Give the data again, word for word.

→ Figure contents as structured data:
## begin

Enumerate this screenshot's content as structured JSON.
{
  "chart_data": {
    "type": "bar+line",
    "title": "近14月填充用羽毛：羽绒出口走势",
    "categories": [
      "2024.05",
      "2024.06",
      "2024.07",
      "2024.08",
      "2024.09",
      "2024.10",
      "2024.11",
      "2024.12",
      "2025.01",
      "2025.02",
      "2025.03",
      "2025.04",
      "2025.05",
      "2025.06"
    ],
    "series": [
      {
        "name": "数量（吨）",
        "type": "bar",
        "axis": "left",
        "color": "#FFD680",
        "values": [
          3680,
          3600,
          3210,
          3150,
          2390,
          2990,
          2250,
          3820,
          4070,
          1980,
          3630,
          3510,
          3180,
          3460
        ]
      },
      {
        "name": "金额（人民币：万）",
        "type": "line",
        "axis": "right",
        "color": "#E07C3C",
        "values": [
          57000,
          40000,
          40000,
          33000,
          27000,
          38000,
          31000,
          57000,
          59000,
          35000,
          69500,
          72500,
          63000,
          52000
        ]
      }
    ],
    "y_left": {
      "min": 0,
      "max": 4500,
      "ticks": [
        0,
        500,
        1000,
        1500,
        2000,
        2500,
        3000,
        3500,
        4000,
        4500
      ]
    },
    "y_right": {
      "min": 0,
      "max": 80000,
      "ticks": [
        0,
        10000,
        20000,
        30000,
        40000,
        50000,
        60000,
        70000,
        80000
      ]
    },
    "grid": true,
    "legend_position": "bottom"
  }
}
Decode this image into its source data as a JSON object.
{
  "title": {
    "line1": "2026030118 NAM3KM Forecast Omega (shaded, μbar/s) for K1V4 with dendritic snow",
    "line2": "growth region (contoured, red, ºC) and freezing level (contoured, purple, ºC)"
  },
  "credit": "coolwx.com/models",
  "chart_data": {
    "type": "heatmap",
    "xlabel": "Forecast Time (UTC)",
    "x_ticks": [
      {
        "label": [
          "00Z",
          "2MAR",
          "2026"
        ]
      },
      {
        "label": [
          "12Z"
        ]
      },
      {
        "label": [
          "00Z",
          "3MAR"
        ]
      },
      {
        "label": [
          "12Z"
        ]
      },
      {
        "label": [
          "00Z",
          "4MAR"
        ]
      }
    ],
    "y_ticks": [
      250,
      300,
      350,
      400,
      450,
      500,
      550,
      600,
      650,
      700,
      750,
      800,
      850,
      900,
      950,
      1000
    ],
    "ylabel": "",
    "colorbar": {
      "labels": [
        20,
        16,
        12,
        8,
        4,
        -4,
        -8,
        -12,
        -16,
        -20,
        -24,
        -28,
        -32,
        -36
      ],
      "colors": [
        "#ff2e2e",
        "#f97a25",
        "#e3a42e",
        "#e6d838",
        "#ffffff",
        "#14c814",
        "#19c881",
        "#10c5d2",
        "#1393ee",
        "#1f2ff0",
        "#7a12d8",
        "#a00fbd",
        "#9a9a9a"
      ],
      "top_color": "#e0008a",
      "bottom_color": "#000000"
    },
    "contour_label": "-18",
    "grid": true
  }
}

## end

→ SOLVED PROBLEM:
Enumerate this screenshot's content as structured JSON.
{
  "chart_data": {
    "type": "bar+line",
    "title": "近14月填充用羽毛：羽绒出口走势",
    "categories": [
      "2024.05",
      "2024.06",
      "2024.07",
      "2024.08",
      "2024.09",
      "2024.10",
      "2024.11",
      "2024.12",
      "2025.01",
      "2025.02",
      "2025.03",
      "2025.04",
      "2025.05",
      "2025.06"
    ],
    "series": [
      {
        "name": "数量（吨）",
        "type": "bar",
        "axis": "left",
        "color": "#FFD680",
        "values": [
          3680,
          3600,
          3210,
          3150,
          2390,
          2990,
          2250,
          3820,
          4070,
          1980,
          3630,
          3510,
          3180,
          3460
        ]
      },
      {
        "name": "金额（人民币：万）",
        "type": "line",
        "axis": "right",
        "color": "#E07C3C",
        "values": [
          57000,
          40000,
          40000,
          33000,
          27000,
          38000,
          31000,
          57000,
          59000,
          35000,
          69500,
          72500,
          63000,
          52000
        ]
      }
    ],
    "y_left": {
      "min": 0,
      "max": 4500,
      "ticks": [
        0,
        500,
        1000,
        1500,
        2000,
        2500,
        3000,
        3500,
        4000,
        4500
      ]
    },
    "y_right": {
      "min": 0,
      "max": 80000,
      "ticks": [
        0,
        10000,
        20000,
        30000,
        40000,
        50000,
        60000,
        70000,
        80000
      ]
    },
    "grid": true,
    "legend_position": "bottom"
  }
}
Decode this image into its source data as a JSON object.
{
  "title": {
    "line1": "2026030118 NAM3KM Forecast Omega (shaded, μbar/s) for K1V4 with dendritic snow",
    "line2": "growth region (contoured, red, ºC) and freezing level (contoured, purple, ºC)"
  },
  "credit": "coolwx.com/models",
  "chart_data": {
    "type": "heatmap",
    "xlabel": "Forecast Time (UTC)",
    "x_ticks": [
      {
        "label": [
          "00Z",
          "2MAR",
          "2026"
        ]
      },
      {
        "label": [
          "12Z"
        ]
      },
      {
        "label": [
          "00Z",
          "3MAR"
        ]
      },
      {
        "label": [
          "12Z"
        ]
      },
      {
        "label": [
          "00Z",
          "4MAR"
        ]
      }
    ],
    "y_ticks": [
      250,
      300,
      350,
      400,
      450,
      500,
      550,
      600,
      650,
      700,
      750,
      800,
      850,
      900,
      950,
      1000
    ],
    "ylabel": "",
    "colorbar": {
      "labels": [
        20,
        16,
        12,
        8,
        4,
        -4,
        -8,
        -12,
        -16,
        -20,
        -24,
        -28,
        -32,
        -36
      ],
      "colors": [
        "#ff2e2e",
        "#f97a25",
        "#e3a42e",
        "#e6d838",
        "#ffffff",
        "#14c814",
        "#19c881",
        "#10c5d2",
        "#1393ee",
        "#1f2ff0",
        "#7a12d8",
        "#a00fbd",
        "#9a9a9a"
      ],
      "top_color": "#e0008a",
      "bottom_color": "#000000"
    },
    "contour_label": "-18",
    "grid": true
  }
}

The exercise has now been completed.